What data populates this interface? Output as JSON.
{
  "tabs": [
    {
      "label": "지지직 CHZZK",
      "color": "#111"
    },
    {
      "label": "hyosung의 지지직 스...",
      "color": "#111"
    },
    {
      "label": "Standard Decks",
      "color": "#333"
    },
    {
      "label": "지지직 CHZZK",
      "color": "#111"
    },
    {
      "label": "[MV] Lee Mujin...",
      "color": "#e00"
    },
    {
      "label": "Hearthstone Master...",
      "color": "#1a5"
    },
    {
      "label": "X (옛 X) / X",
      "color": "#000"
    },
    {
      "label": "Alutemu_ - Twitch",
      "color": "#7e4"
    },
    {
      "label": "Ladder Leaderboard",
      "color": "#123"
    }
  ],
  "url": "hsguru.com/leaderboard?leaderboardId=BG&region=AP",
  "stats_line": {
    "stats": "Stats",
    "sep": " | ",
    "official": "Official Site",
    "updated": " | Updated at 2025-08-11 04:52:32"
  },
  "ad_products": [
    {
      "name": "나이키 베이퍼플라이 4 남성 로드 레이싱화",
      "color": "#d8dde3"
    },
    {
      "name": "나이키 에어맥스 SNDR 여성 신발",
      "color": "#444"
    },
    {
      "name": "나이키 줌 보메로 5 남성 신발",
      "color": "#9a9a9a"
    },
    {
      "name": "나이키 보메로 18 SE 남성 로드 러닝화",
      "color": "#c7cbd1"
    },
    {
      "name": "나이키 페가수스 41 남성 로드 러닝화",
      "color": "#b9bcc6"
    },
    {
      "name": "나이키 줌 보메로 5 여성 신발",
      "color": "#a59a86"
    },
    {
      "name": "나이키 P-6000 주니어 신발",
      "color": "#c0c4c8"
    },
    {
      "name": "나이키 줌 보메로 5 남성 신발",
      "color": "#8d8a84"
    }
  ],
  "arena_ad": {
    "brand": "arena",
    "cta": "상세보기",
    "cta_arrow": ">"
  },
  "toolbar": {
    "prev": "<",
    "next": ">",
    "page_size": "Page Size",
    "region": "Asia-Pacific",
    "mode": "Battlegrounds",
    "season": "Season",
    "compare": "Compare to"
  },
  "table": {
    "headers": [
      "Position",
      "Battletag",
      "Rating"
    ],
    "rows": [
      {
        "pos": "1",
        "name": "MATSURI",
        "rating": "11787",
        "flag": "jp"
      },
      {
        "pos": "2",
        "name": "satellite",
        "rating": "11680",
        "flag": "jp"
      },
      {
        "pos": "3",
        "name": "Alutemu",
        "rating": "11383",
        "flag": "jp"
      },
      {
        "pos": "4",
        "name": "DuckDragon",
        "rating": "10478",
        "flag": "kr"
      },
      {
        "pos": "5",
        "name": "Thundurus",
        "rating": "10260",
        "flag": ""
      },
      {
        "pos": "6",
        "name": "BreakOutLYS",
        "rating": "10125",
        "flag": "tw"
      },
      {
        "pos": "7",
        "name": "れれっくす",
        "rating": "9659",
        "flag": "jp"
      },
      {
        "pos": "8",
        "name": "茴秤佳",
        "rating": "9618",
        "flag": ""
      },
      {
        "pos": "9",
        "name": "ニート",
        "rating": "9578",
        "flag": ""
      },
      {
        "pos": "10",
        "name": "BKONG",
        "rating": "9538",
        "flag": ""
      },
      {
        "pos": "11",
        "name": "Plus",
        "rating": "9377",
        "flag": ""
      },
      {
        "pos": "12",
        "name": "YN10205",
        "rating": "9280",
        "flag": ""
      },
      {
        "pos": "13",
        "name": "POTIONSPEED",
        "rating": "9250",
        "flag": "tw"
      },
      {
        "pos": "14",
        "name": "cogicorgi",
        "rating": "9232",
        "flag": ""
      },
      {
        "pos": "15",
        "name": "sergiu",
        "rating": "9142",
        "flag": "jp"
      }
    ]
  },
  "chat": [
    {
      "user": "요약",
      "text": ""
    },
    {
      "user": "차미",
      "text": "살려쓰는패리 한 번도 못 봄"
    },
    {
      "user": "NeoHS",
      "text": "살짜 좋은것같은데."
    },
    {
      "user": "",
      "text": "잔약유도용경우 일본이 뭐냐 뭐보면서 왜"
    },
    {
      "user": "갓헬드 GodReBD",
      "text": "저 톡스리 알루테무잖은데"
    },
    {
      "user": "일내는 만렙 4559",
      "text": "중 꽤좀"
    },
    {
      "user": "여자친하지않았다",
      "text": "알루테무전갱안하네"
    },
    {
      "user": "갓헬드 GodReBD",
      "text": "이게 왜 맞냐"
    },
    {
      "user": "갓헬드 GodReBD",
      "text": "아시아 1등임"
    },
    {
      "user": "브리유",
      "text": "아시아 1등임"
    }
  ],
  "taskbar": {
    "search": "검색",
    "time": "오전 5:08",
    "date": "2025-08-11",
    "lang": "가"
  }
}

# Short problem:
Each line of the material above must be retyped precisely.

# Expected answer:
What data populates this interface? Output as JSON.
{
  "tabs": [
    {
      "label": "지지직 CHZZK",
      "color": "#111"
    },
    {
      "label": "hyosung의 지지직 스...",
      "color": "#111"
    },
    {
      "label": "Standard Decks",
      "color": "#333"
    },
    {
      "label": "지지직 CHZZK",
      "color": "#111"
    },
    {
      "label": "[MV] Lee Mujin...",
      "color": "#e00"
    },
    {
      "label": "Hearthstone Master...",
      "color": "#1a5"
    },
    {
      "label": "X (옛 X) / X",
      "color": "#000"
    },
    {
      "label": "Alutemu_ - Twitch",
      "color": "#7e4"
    },
    {
      "label": "Ladder Leaderboard",
      "color": "#123"
    }
  ],
  "url": "hsguru.com/leaderboard?leaderboardId=BG&region=AP",
  "stats_line": {
    "stats": "Stats",
    "sep": " | ",
    "official": "Official Site",
    "updated": " | Updated at 2025-08-11 04:52:32"
  },
  "ad_products": [
    {
      "name": "나이키 베이퍼플라이 4 남성 로드 레이싱화",
      "color": "#d8dde3"
    },
    {
      "name": "나이키 에어맥스 SNDR 여성 신발",
      "color": "#444"
    },
    {
      "name": "나이키 줌 보메로 5 남성 신발",
      "color": "#9a9a9a"
    },
    {
      "name": "나이키 보메로 18 SE 남성 로드 러닝화",
      "color": "#c7cbd1"
    },
    {
      "name": "나이키 페가수스 41 남성 로드 러닝화",
      "color": "#b9bcc6"
    },
    {
      "name": "나이키 줌 보메로 5 여성 신발",
      "color": "#a59a86"
    },
    {
      "name": "나이키 P-6000 주니어 신발",
      "color": "#c0c4c8"
    },
    {
      "name": "나이키 줌 보메로 5 남성 신발",
      "color": "#8d8a84"
    }
  ],
  "arena_ad": {
    "brand": "arena",
    "cta": "상세보기",
    "cta_arrow": ">"
  },
  "toolbar": {
    "prev": "<",
    "next": ">",
    "page_size": "Page Size",
    "region": "Asia-Pacific",
    "mode": "Battlegrounds",
    "season": "Season",
    "compare": "Compare to"
  },
  "table": {
    "headers": [
      "Position",
      "Battletag",
      "Rating"
    ],
    "rows": [
      {
        "pos": "1",
        "name": "MATSURI",
        "rating": "11787",
        "flag": "jp"
      },
      {
        "pos": "2",
        "name": "satellite",
        "rating": "11680",
        "flag": "jp"
      },
      {
        "pos": "3",
        "name": "Alutemu",
        "rating": "11383",
        "flag": "jp"
      },
      {
        "pos": "4",
        "name": "DuckDragon",
        "rating": "10478",
        "flag": "kr"
      },
      {
        "pos": "5",
        "name": "Thundurus",
        "rating": "10260",
        "flag": ""
      },
      {
        "pos": "6",
        "name": "BreakOutLYS",
        "rating": "10125",
        "flag": "tw"
      },
      {
        "pos": "7",
        "name": "れれっくす",
        "rating": "9659",
        "flag": "jp"
      },
      {
        "pos": "8",
        "name": "茴秤佳",
        "rating": "9618",
        "flag": ""
      },
      {
        "pos": "9",
        "name": "ニート",
        "rating": "9578",
        "flag": ""
      },
      {
        "pos": "10",
        "name": "BKONG",
        "rating": "9538",
        "flag": ""
      },
      {
        "pos": "11",
        "name": "Plus",
        "rating": "9377",
        "flag": ""
      },
      {
        "pos": "12",
        "name": "YN10205",
        "rating": "9280",
        "flag": ""
      },
      {
        "pos": "13",
        "name": "POTIONSPEED",
        "rating": "9250",
        "flag": "tw"
      },
      {
        "pos": "14",
        "name": "cogicorgi",
        "rating": "9232",
        "flag": ""
      },
      {
        "pos": "15",
        "name": "sergiu",
        "rating": "9142",
        "flag": "jp"
      }
    ]
  },
  "chat": [
    {
      "user": "요약",
      "text": ""
    },
    {
      "user": "차미",
      "text": "살려쓰는패리 한 번도 못 봄"
    },
    {
      "user": "NeoHS",
      "text": "살짜 좋은것같은데."
    },
    {
      "user": "",
      "text": "잔약유도용경우 일본이 뭐냐 뭐보면서 왜"
    },
    {
      "user": "갓헬드 GodReBD",
      "text": "저 톡스리 알루테무잖은데"
    },
    {
      "user": "일내는 만렙 4559",
      "text": "중 꽤좀"
    },
    {
      "user": "여자친하지않았다",
      "text": "알루테무전갱안하네"
    },
    {
      "user": "갓헬드 GodReBD",
      "text": "이게 왜 맞냐"
    },
    {
      "user": "갓헬드 GodReBD",
      "text": "아시아 1등임"
    },
    {
      "user": "브리유",
      "text": "아시아 1등임"
    }
  ],
  "taskbar": {
    "search": "검색",
    "time": "오전 5:08",
    "date": "2025-08-11",
    "lang": "가"
  }
}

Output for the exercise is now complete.